═══ Task inputs ═══

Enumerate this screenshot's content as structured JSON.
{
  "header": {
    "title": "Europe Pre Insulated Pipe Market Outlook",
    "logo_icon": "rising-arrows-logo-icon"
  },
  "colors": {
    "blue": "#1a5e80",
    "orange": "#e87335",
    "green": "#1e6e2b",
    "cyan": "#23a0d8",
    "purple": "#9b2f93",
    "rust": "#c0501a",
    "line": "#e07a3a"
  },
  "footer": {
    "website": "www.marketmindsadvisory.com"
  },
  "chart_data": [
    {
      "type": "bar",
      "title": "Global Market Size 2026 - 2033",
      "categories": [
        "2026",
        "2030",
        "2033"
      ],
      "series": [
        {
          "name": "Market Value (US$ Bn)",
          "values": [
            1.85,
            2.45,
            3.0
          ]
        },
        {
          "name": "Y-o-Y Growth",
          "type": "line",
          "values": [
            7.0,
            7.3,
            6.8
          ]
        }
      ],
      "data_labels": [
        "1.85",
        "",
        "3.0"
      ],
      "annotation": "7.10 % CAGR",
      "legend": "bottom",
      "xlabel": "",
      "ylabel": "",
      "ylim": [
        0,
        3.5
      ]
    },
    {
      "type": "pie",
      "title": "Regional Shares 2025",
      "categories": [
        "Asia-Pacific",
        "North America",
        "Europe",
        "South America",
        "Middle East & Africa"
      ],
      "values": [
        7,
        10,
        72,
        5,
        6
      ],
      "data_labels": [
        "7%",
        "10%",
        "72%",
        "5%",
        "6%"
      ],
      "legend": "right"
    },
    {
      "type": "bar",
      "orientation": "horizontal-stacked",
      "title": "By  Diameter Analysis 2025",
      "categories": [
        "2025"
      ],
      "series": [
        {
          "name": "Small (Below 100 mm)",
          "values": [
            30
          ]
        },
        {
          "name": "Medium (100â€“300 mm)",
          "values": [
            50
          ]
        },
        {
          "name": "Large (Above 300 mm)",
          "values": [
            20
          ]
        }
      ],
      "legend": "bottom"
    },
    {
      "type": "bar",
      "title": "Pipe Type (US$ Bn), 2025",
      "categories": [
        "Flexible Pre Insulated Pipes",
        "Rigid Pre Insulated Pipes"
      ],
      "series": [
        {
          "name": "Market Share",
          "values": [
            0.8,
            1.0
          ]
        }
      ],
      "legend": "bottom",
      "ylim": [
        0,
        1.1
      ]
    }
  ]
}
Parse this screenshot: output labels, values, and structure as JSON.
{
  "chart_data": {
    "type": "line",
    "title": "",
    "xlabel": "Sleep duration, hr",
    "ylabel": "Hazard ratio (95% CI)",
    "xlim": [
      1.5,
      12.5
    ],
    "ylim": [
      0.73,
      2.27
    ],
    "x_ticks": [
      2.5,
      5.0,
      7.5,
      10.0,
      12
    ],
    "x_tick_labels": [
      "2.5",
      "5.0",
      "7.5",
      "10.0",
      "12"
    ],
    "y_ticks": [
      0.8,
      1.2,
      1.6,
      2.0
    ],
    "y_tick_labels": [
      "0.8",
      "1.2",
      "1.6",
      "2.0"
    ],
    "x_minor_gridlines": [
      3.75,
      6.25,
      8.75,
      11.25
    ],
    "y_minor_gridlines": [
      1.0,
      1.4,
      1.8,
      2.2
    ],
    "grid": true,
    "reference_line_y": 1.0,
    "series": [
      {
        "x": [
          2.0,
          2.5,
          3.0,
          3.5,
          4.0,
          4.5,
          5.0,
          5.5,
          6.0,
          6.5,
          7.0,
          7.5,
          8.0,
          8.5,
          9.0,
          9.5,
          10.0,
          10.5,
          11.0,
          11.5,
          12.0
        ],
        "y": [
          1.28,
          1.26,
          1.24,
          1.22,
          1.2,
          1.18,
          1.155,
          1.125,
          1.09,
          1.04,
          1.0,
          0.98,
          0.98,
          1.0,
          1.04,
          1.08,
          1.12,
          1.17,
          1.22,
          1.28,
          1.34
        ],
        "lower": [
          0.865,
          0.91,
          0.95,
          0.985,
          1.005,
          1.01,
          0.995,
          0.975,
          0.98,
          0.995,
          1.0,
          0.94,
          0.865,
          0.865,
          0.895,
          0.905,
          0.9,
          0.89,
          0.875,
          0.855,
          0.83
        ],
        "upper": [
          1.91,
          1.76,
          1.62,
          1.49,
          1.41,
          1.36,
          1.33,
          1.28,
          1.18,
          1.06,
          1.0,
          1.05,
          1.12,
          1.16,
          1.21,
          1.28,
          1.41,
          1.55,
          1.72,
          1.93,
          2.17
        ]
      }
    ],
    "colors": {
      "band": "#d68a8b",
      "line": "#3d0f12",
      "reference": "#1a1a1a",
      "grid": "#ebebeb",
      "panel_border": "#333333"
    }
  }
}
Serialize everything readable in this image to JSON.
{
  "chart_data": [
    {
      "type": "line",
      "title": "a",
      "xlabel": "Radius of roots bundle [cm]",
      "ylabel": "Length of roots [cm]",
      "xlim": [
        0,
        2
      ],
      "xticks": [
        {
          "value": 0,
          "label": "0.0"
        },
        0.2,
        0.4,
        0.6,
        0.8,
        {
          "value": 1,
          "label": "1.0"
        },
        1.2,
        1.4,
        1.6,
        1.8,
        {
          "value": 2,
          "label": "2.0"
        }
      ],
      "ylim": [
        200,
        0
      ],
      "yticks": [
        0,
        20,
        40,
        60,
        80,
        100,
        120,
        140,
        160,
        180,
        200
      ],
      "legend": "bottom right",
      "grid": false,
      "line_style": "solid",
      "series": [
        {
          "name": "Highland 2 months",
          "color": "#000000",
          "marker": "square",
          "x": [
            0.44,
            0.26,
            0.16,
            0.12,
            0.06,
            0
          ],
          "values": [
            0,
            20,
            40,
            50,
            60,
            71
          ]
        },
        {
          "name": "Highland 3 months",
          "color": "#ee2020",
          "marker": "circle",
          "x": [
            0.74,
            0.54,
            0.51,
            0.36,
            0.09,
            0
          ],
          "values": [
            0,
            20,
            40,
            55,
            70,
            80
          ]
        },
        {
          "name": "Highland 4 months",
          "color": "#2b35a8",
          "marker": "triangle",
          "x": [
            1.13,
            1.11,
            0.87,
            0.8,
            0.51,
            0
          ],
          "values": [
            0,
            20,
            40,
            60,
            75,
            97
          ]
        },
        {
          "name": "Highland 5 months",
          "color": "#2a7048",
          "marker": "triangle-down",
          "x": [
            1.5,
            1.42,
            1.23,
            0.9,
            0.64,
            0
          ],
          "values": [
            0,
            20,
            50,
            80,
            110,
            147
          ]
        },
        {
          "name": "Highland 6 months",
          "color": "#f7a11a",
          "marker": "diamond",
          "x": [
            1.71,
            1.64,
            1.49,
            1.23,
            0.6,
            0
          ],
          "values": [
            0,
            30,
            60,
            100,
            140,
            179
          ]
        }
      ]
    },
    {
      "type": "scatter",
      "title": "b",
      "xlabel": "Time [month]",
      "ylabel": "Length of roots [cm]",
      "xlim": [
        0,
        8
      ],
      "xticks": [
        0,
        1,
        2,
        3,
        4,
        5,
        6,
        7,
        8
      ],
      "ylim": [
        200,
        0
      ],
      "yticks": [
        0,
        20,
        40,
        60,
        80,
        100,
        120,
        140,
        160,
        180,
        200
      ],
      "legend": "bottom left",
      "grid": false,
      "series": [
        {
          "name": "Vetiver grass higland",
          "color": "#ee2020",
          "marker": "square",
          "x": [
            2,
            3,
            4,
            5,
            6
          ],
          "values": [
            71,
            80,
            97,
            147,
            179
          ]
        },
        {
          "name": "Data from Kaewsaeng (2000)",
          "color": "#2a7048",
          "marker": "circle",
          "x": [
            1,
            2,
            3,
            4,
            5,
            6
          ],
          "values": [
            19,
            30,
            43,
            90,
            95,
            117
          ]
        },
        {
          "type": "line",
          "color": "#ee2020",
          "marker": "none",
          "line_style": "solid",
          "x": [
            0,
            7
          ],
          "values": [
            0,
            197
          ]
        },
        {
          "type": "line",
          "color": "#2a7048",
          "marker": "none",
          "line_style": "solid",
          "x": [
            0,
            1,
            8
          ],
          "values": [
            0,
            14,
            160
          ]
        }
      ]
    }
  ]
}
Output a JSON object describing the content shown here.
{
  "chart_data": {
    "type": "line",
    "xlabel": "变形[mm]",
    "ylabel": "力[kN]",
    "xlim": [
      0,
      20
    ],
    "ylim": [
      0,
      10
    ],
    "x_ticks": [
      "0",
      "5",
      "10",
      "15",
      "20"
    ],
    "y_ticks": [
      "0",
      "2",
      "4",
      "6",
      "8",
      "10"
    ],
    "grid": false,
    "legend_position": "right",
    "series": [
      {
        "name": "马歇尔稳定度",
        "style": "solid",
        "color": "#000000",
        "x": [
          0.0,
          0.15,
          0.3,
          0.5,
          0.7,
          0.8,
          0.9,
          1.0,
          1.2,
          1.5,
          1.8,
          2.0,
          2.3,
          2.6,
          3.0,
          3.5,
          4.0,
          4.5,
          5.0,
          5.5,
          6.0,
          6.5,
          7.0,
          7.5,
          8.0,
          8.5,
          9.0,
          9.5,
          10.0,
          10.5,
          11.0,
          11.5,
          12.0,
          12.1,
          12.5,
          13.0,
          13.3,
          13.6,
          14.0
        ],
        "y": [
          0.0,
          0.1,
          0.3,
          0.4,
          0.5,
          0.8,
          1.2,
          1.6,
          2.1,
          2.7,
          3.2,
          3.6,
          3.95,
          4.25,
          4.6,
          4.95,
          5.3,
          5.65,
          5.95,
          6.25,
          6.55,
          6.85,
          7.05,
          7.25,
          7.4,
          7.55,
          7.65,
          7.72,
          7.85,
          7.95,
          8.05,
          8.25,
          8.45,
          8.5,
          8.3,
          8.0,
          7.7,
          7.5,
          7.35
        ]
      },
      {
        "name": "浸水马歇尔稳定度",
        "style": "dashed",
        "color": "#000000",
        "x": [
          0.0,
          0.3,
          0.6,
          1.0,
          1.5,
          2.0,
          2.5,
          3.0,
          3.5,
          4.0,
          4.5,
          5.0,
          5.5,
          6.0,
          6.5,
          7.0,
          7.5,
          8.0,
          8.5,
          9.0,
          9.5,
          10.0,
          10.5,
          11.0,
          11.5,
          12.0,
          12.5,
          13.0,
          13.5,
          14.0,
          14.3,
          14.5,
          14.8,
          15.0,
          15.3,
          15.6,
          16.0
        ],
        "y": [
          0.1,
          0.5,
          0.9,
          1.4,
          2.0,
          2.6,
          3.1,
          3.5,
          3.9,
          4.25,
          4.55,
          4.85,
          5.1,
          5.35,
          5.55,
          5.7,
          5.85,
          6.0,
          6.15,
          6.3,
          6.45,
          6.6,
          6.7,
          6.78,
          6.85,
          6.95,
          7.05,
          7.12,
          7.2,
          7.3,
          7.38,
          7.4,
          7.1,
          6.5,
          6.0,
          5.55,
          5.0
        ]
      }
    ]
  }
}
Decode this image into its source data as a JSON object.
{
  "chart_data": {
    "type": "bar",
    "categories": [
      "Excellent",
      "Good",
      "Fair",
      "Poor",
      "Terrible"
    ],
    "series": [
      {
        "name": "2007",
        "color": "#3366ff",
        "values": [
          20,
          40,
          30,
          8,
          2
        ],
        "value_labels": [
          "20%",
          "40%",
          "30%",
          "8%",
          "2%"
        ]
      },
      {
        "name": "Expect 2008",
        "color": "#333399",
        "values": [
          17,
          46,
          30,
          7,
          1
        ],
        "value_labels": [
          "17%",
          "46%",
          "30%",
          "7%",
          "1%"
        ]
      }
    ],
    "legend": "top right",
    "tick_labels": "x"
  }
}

═══

* _Directions_: Copy exactly the lines of the listing above, beginning at the line with "Decode this image" and ending at its final line; write out nothing else.

* _Response to this exercise_:
Decode this image into its source data as a JSON object.
{
  "chart_data": {
    "type": "bar",
    "categories": [
      "Excellent",
      "Good",
      "Fair",
      "Poor",
      "Terrible"
    ],
    "series": [
      {
        "name": "2007",
        "color": "#3366ff",
        "values": [
          20,
          40,
          30,
          8,
          2
        ],
        "value_labels": [
          "20%",
          "40%",
          "30%",
          "8%",
          "2%"
        ]
      },
      {
        "name": "Expect 2008",
        "color": "#333399",
        "values": [
          17,
          46,
          30,
          7,
          1
        ],
        "value_labels": [
          "17%",
          "46%",
          "30%",
          "7%",
          "1%"
        ]
      }
    ],
    "legend": "top right",
    "tick_labels": "x"
  }
}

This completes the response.